Filter these entries, keeping only lines that hold the word "haar".

** START Provided records **

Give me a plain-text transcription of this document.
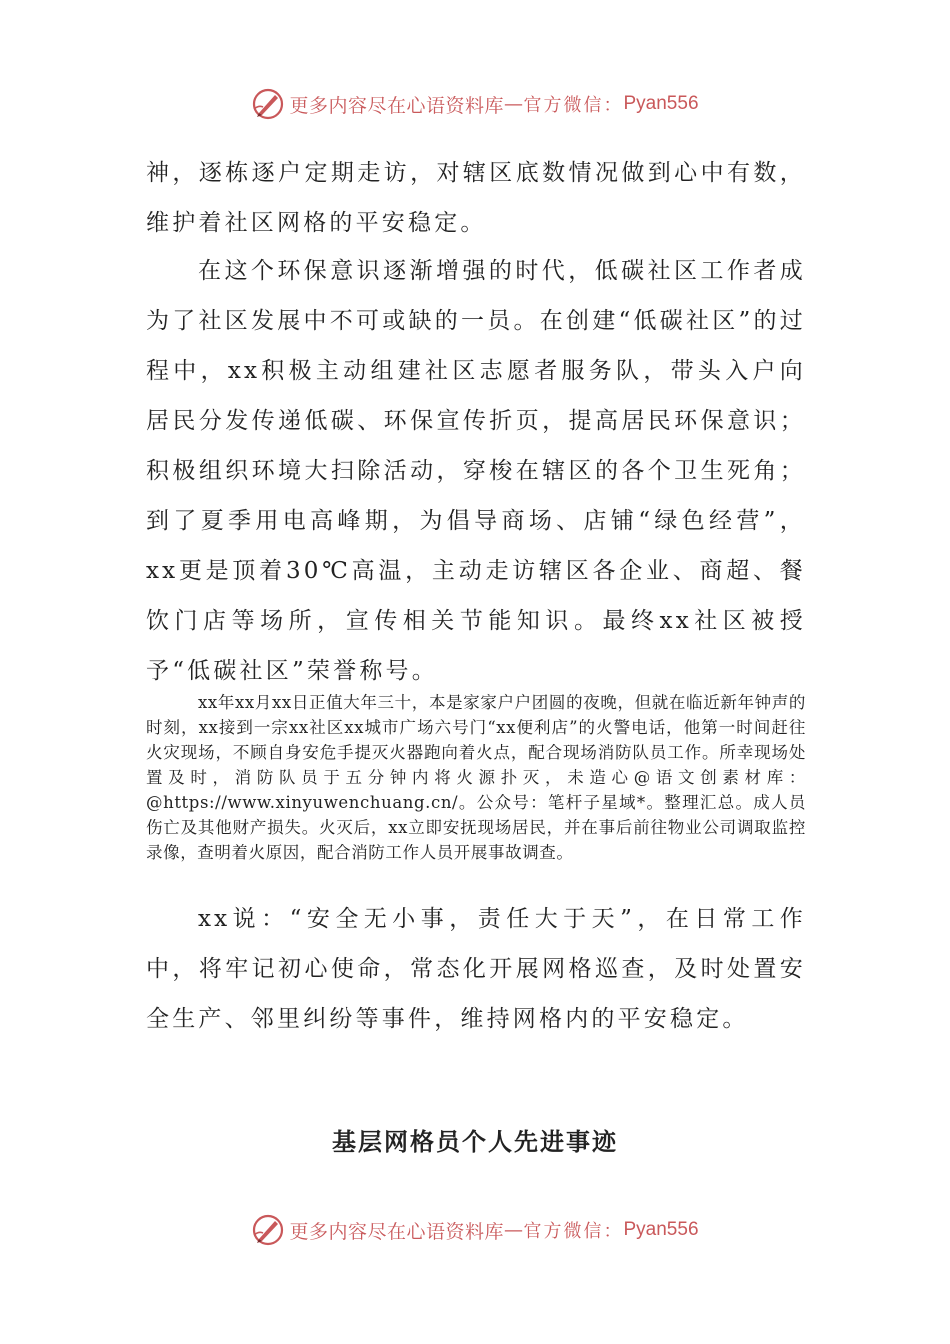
更多内容尽在心语资料库 — 官方微信： Pyan556

神，逐栋逐户定期走访，对辖区底数情况做到心中有数，维护着社区网格的平安稳定。

在这个环保意识逐渐增强的时代，低碳社区工作者成为了社区发展中不可或缺的一员。在创建“低碳社区”的过程中，xx积极主动组建社区志愿者服务队，带头入户向居民分发传递低碳、环保宣传折页，提高居民环保意识；积极组织环境大扫除活动，穿梭在辖区的各个卫生死角；到了夏季用电高峰期，为倡导商场、店铺“绿色经营”，xx更是顶着30℃高温，主动走访辖区各企业、商超、餐饮门店等场所，宣传相关节能知识。最终xx社区被授予“低碳社区”荣誉称号。

xx年xx月xx日正值大年三十，本是家家户户团圆的夜晚，但就在临近新年钟声的时刻，xx接到一宗xx社区xx城市广场六号门“xx便利店”的火警电话，他第一时间赶往火灾现场，不顾自身安危手提灭火器跑向着火点，配合现场消防队员工作。所幸现场处置及时，消防队员于五分钟内将火源扑灭，未造心@语文创素材库：@https://www.xinyuwenchuang.cn/。公众号：笔杆子星域*。整理汇总。成人员伤亡及其他财产损失。火灭后，xx立即安抚现场居民，并在事后前往物业公司调取监控录像，查明着火原因，配合消防工作人员开展事故调查。

xx说：“安全无小事，责任大于天”，在日常工作中，将牢记初心使命，常态化开展网格巡查，及时处置安全生产、邻里纠纷等事件，维持网格内的平安稳定。

基层网格员个人先进事迹
更多内容尽在心语资料库 — 官方微信： Pyan556
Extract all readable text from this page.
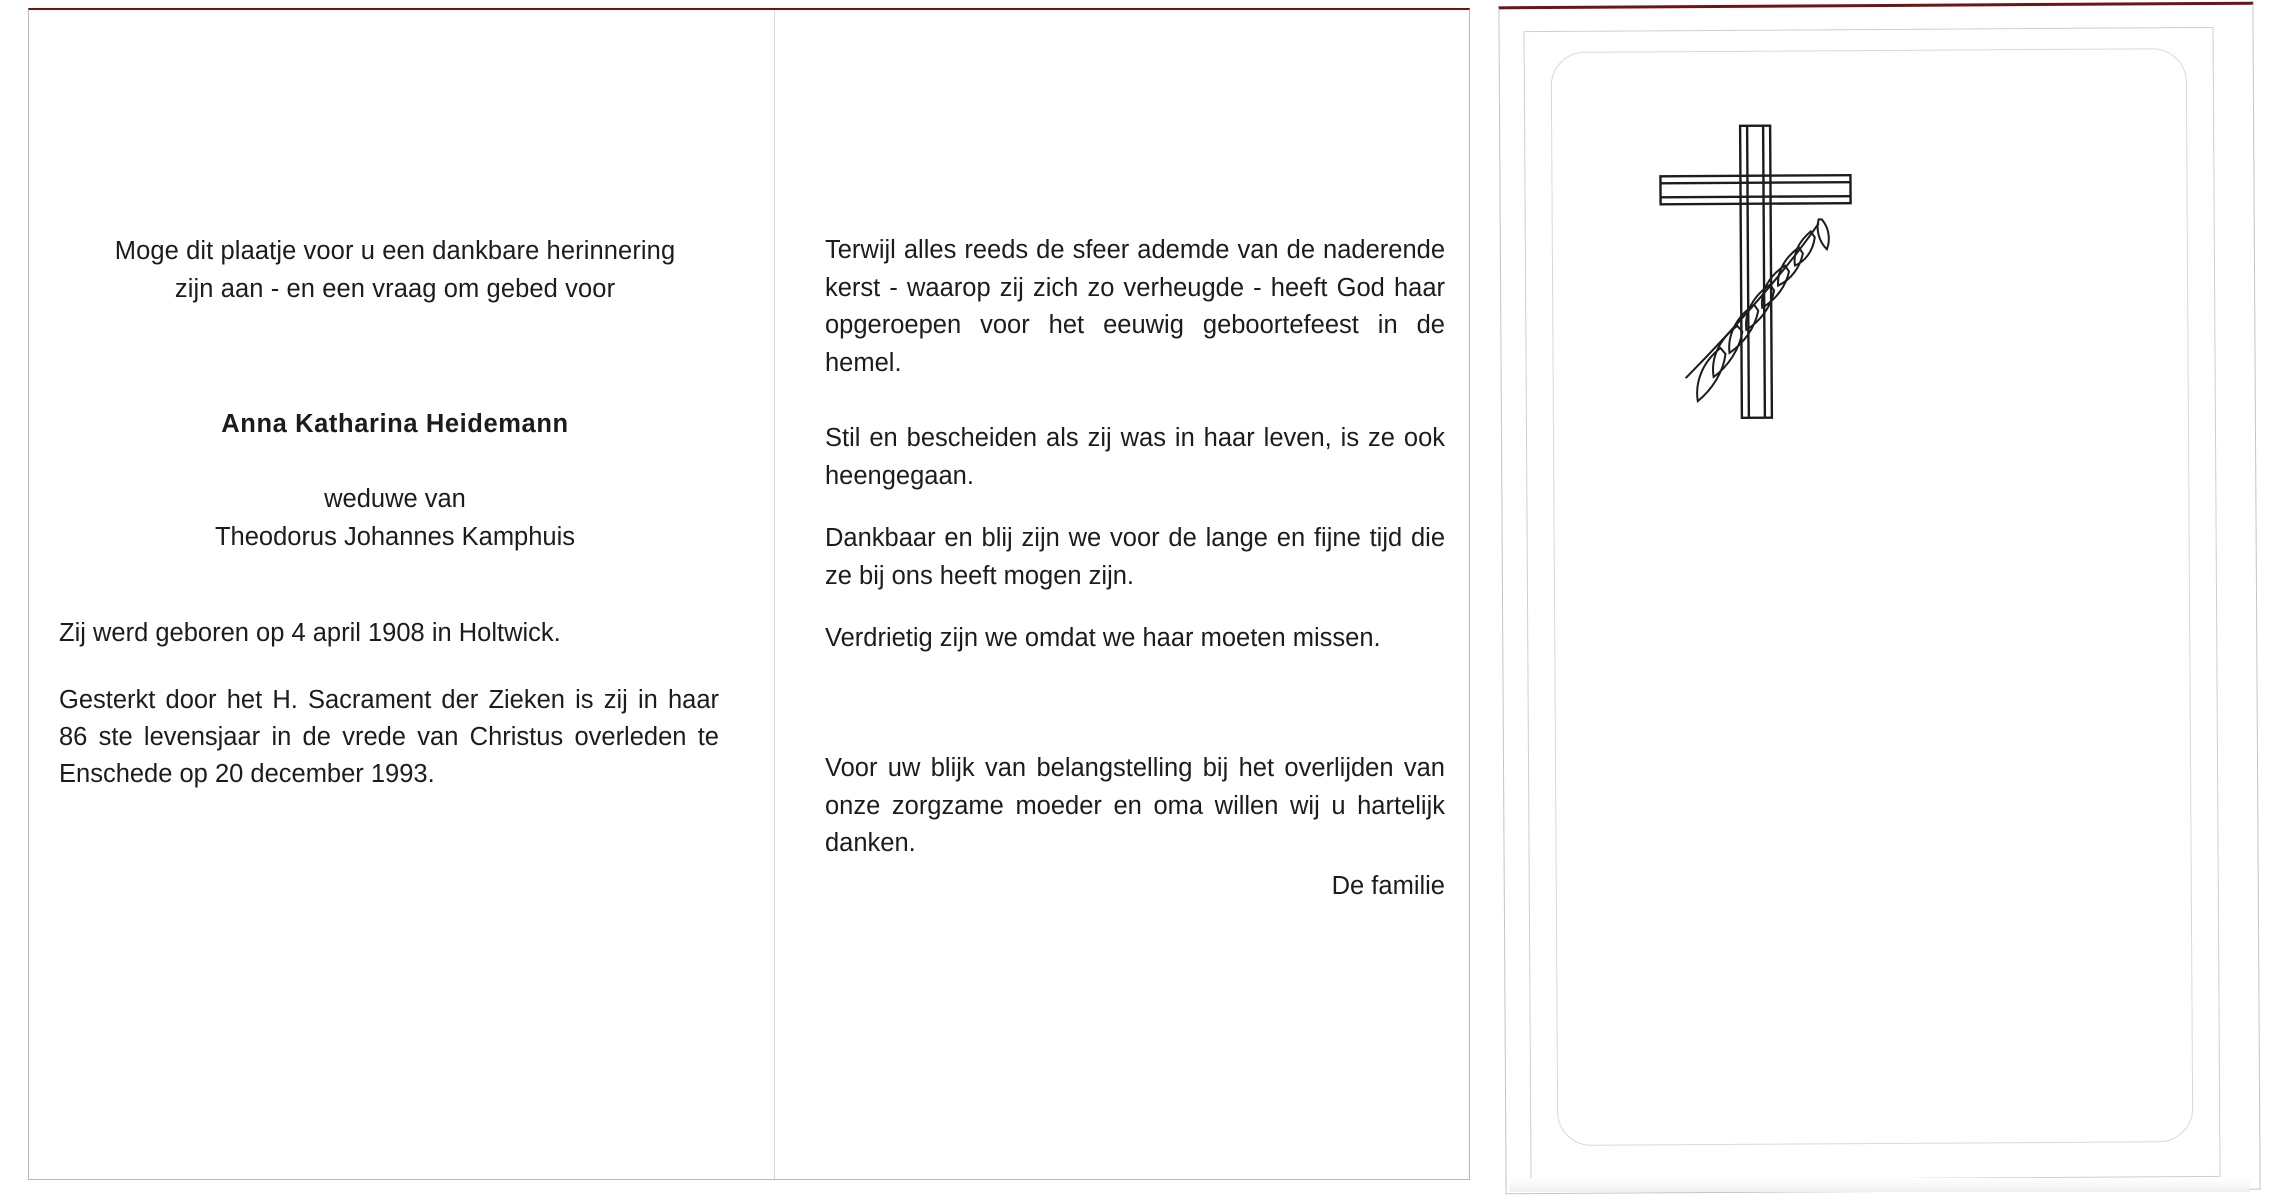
Moge dit plaatje voor u een dankbare herinnering zijn aan - en een vraag om gebed voor
Anna Katharina Heidemann
weduwe van
Theodorus Johannes Kamphuis
Zij werd geboren op 4 april 1908 in Holtwick.
Gesterkt door het H. Sacrament der Zieken is zij in haar 86 ste levensjaar in de vrede van Christus overleden te Enschede op 20 december 1993.
Terwijl alles reeds de sfeer ademde van de naderende kerst - waarop zij zich zo verheugde - heeft God haar opgeroepen voor het eeuwig geboortefeest in de hemel.
Stil en bescheiden als zij was in haar leven, is ze ook heengegaan.
Dankbaar en blij zijn we voor de lange en fijne tijd die ze bij ons heeft mogen zijn.
Verdrietig zijn we omdat we haar moeten missen.
Voor uw blijk van belangstelling bij het overlijden van onze zorgzame moeder en oma willen wij u hartelijk danken.
De familie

** END Provided records **

Result for this exercise ▸
Gesterkt door het H. Sacrament der Zieken is zij in haar 86 ste levensjaar in de vrede van Christus overleden te Enschede op 20 december 1993.
Terwijl alles reeds de sfeer ademde van de naderende kerst - waarop zij zich zo verheugde - heeft God haar opgeroepen voor het eeuwig geboortefeest in de hemel.
Stil en bescheiden als zij was in haar leven, is ze ook heengegaan.
Verdrietig zijn we omdat we haar moeten missen.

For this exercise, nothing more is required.